What to work on >> Only the pictures are left out: repeat the rest of the entries exactly.

-- START Source records --

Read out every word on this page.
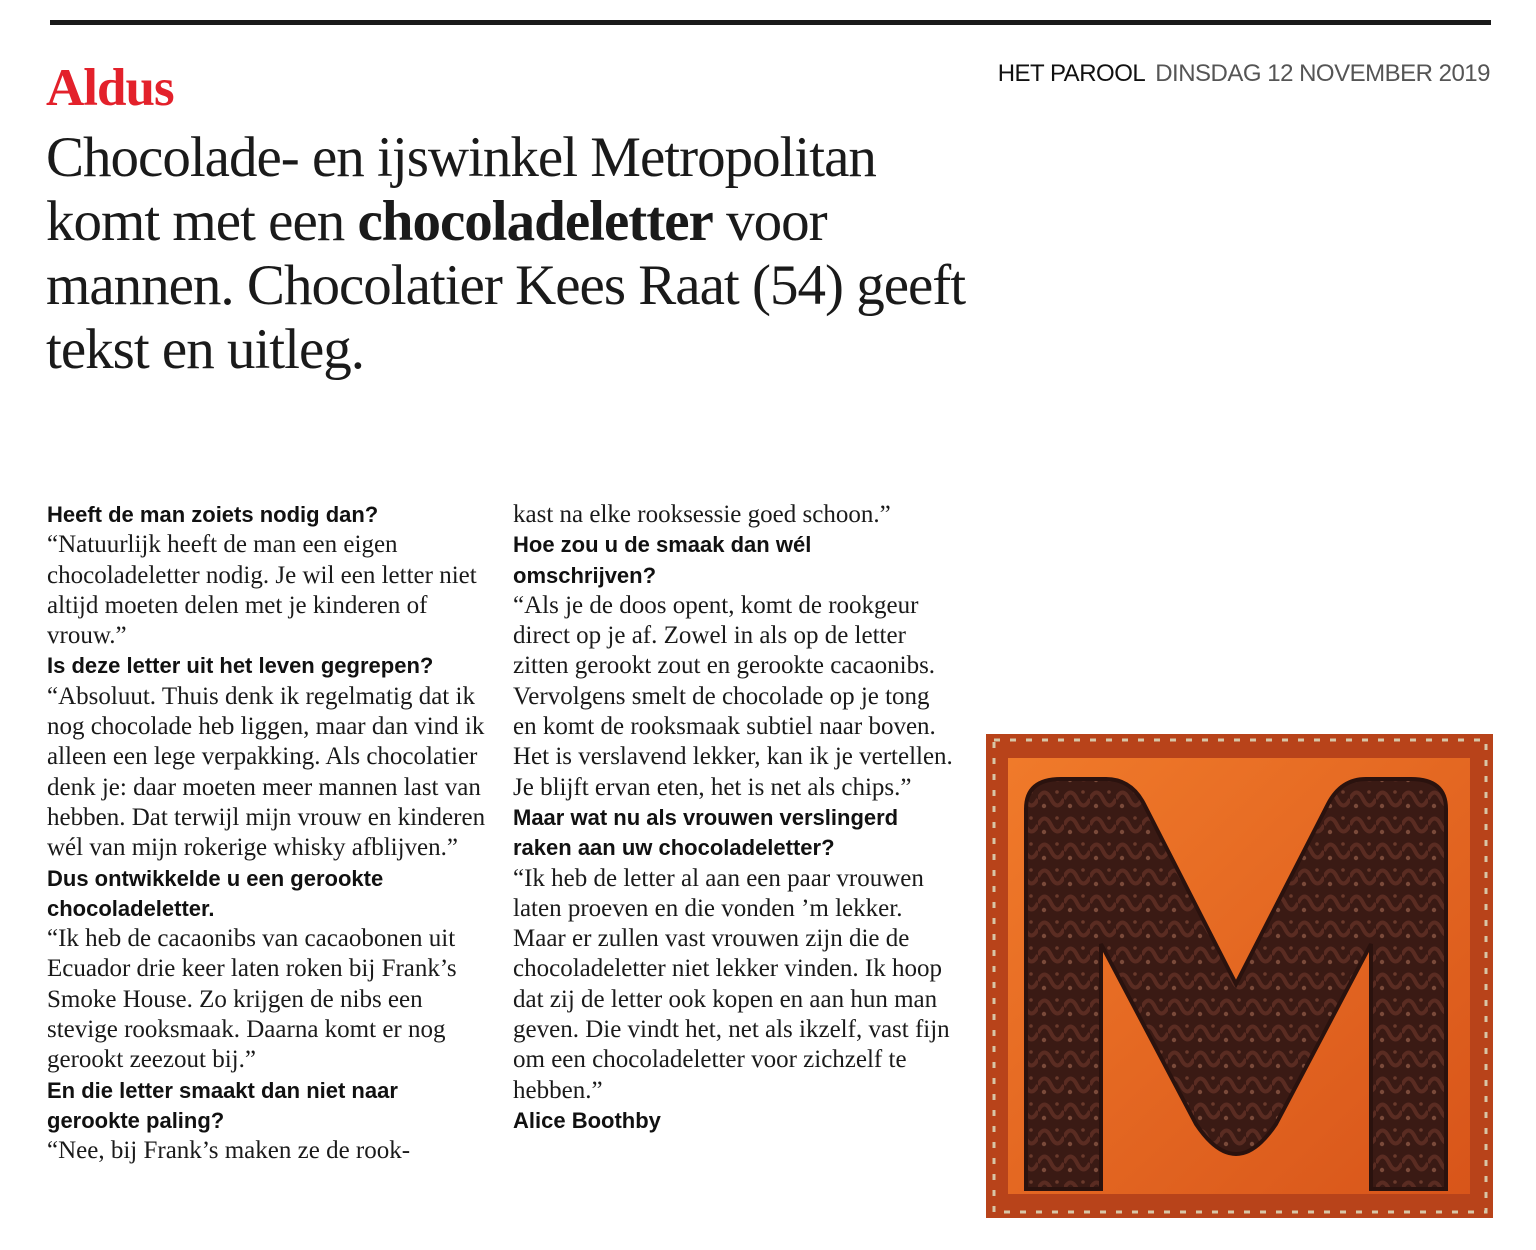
HET PAROOL DINSDAG 12 NOVEMBER 2019
Aldus
Chocolade- en ijswinkel Metropolitan komt met een chocoladeletter voor mannen. Chocolatier Kees Raat (54) geeft tekst en uitleg.

Heeft de man zoiets nodig dan?

“Natuurlijk heeft de man een eigen chocoladeletter nodig. Je wil een letter niet altijd moeten delen met je kinderen of vrouw.”

Is deze letter uit het leven gegrepen?

“Absoluut. Thuis denk ik regelmatig dat ik nog chocolade heb liggen, maar dan vind ik alleen een lege verpakking. Als chocolatier denk je: daar moeten meer mannen last van hebben. Dat terwijl mijn vrouw en kinderen wél van mijn rokerige whisky afblijven.”

Dus ontwikkelde u een gerookte chocoladeletter.

“Ik heb de cacaonibs van cacaobonen uit Ecuador drie keer laten roken bij Frank’s Smoke House. Zo krijgen de nibs een stevige rooksmaak. Daarna komt er nog gerookt zeezout bij.”

En die letter smaakt dan niet naar gerookte paling?

“Nee, bij Frank’s maken ze de rook-

kast na elke rooksessie goed schoon.”

Hoe zou u de smaak dan wél omschrijven?

“Als je de doos opent, komt de rookgeur direct op je af. Zowel in als op de letter zitten gerookt zout en gerookte cacaonibs. Vervolgens smelt de chocolade op je tong en komt de rooksmaak subtiel naar boven. Het is verslavend lekker, kan ik je vertellen. Je blijft ervan eten, het is net als chips.”

Maar wat nu als vrouwen verslingerd raken aan uw chocoladeletter?

“Ik heb de letter al aan een paar vrouwen laten proeven en die vonden ’m lekker. Maar er zullen vast vrouwen zijn die de chocoladeletter niet lekker vinden. Ik hoop dat zij de letter ook kopen en aan hun man geven. Die vindt het, net als ikzelf, vast fijn om een chocoladeletter voor zichzelf te hebben.”

Alice Boothby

-- END Source records --

Result for this exercise >>
Read out every word on this page.
HET PAROOL DINSDAG 12 NOVEMBER 2019
Aldus
Chocolade- en ijswinkel Metropolitan komt met een chocoladeletter voor mannen. Chocolatier Kees Raat (54) geeft tekst en uitleg.

Heeft de man zoiets nodig dan?

“Natuurlijk heeft de man een eigen chocoladeletter nodig. Je wil een letter niet altijd moeten delen met je kinderen of vrouw.”

Is deze letter uit het leven gegrepen?

“Absoluut. Thuis denk ik regelmatig dat ik nog chocolade heb liggen, maar dan vind ik alleen een lege verpakking. Als chocolatier denk je: daar moeten meer mannen last van hebben. Dat terwijl mijn vrouw en kinderen wél van mijn rokerige whisky afblijven.”

Dus ontwikkelde u een gerookte chocoladeletter.

“Ik heb de cacaonibs van cacaobonen uit Ecuador drie keer laten roken bij Frank’s Smoke House. Zo krijgen de nibs een stevige rooksmaak. Daarna komt er nog gerookt zeezout bij.”

En die letter smaakt dan niet naar gerookte paling?

“Nee, bij Frank’s maken ze de rook-

kast na elke rooksessie goed schoon.”

Hoe zou u de smaak dan wél omschrijven?

“Als je de doos opent, komt de rookgeur direct op je af. Zowel in als op de letter zitten gerookt zout en gerookte cacaonibs. Vervolgens smelt de chocolade op je tong en komt de rooksmaak subtiel naar boven. Het is verslavend lekker, kan ik je vertellen. Je blijft ervan eten, het is net als chips.”

Maar wat nu als vrouwen verslingerd raken aan uw chocoladeletter?

“Ik heb de letter al aan een paar vrouwen laten proeven en die vonden ’m lekker. Maar er zullen vast vrouwen zijn die de chocoladeletter niet lekker vinden. Ik hoop dat zij de letter ook kopen en aan hun man geven. Die vindt het, net als ikzelf, vast fijn om een chocoladeletter voor zichzelf te hebben.”

Alice Boothby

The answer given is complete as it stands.